## Aim:
Copy out all lines of the records in which the word "sont" appears.

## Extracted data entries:
>> BEGIN

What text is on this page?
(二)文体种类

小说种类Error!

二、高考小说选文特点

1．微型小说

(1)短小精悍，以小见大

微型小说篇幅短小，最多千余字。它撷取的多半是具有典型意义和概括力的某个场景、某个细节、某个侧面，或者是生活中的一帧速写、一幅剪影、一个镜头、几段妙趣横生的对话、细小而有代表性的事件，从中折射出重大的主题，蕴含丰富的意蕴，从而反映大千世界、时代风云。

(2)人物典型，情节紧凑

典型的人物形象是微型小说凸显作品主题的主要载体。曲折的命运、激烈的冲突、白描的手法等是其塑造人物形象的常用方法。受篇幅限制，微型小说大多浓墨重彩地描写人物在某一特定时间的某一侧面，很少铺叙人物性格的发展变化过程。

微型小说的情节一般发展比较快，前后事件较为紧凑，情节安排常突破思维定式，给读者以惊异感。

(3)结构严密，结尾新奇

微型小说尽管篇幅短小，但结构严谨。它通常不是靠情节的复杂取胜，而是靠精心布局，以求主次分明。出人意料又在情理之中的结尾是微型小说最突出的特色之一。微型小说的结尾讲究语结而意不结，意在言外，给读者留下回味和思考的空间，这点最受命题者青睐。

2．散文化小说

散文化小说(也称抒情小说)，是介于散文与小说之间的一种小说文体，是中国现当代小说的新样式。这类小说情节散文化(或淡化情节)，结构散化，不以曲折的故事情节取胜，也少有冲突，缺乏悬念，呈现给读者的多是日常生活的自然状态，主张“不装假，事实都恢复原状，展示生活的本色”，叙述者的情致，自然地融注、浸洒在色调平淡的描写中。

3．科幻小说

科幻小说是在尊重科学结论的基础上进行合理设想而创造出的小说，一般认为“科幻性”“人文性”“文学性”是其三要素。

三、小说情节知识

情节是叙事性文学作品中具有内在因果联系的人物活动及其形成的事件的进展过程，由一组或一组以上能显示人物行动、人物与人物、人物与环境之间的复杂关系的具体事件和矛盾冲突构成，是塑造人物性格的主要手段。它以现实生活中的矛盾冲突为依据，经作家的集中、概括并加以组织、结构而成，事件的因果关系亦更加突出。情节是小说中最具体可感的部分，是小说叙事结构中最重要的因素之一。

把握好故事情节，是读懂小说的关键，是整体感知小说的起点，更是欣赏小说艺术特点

>> END
>> BEGIN

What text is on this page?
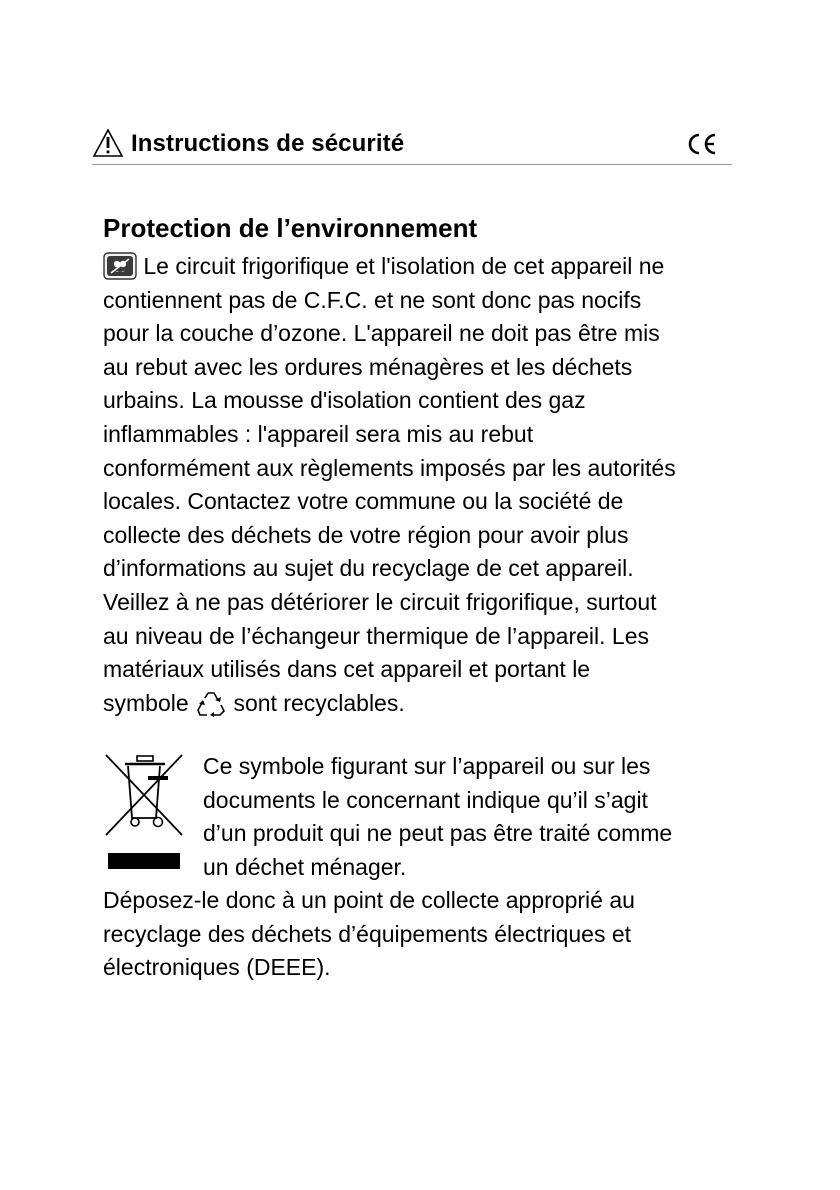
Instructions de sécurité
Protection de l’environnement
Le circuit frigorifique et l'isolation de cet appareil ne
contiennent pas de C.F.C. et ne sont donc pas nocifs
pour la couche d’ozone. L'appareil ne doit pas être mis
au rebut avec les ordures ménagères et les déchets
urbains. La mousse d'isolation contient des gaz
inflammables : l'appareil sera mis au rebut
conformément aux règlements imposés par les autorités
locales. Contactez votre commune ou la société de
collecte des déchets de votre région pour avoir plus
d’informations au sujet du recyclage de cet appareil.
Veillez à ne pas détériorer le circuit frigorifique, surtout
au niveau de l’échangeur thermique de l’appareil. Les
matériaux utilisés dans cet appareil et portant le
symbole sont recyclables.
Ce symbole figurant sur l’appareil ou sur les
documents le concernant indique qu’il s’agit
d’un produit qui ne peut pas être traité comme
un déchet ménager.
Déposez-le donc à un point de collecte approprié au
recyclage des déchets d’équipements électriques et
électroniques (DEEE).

>> END
>> BEGIN

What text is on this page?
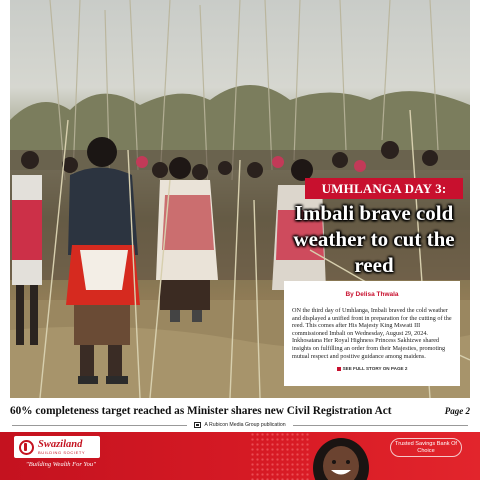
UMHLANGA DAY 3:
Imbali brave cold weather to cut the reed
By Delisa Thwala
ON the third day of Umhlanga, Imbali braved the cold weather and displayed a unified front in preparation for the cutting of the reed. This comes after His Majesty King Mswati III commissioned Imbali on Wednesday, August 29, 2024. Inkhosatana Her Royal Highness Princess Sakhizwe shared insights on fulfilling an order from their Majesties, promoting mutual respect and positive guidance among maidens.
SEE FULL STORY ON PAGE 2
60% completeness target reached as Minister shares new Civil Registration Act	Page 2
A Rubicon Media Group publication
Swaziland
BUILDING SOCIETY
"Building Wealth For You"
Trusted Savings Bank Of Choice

>> END

## Response for this exercise:
contiennent pas de C.F.C. et ne sont donc pas nocifs
symbole sont recyclables.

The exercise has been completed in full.